#### Given records
--------------------

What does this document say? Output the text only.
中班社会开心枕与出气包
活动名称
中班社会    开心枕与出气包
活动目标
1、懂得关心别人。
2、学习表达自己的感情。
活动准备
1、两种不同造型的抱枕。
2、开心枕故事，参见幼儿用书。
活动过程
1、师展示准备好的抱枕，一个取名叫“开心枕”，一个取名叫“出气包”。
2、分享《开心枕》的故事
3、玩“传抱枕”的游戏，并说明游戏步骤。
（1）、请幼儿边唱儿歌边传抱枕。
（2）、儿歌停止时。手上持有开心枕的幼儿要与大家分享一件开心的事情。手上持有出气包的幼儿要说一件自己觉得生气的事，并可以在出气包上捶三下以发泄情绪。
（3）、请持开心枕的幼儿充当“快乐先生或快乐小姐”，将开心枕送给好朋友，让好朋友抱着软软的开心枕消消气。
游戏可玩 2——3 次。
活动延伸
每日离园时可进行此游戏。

--------------------

#### Short task
Show the data once more, exactly as it was written.

#### Task answer
What does this document say? Output the text only.
中班社会开心枕与出气包
活动名称
中班社会    开心枕与出气包
活动目标
1、懂得关心别人。
2、学习表达自己的感情。
活动准备
1、两种不同造型的抱枕。
2、开心枕故事，参见幼儿用书。
活动过程
1、师展示准备好的抱枕，一个取名叫“开心枕”，一个取名叫“出气包”。
2、分享《开心枕》的故事
3、玩“传抱枕”的游戏，并说明游戏步骤。
（1）、请幼儿边唱儿歌边传抱枕。
（2）、儿歌停止时。手上持有开心枕的幼儿要与大家分享一件开心的事情。手上持有出气包的幼儿要说一件自己觉得生气的事，并可以在出气包上捶三下以发泄情绪。
（3）、请持开心枕的幼儿充当“快乐先生或快乐小姐”，将开心枕送给好朋友，让好朋友抱着软软的开心枕消消气。
游戏可玩 2——3 次。
活动延伸
每日离园时可进行此游戏。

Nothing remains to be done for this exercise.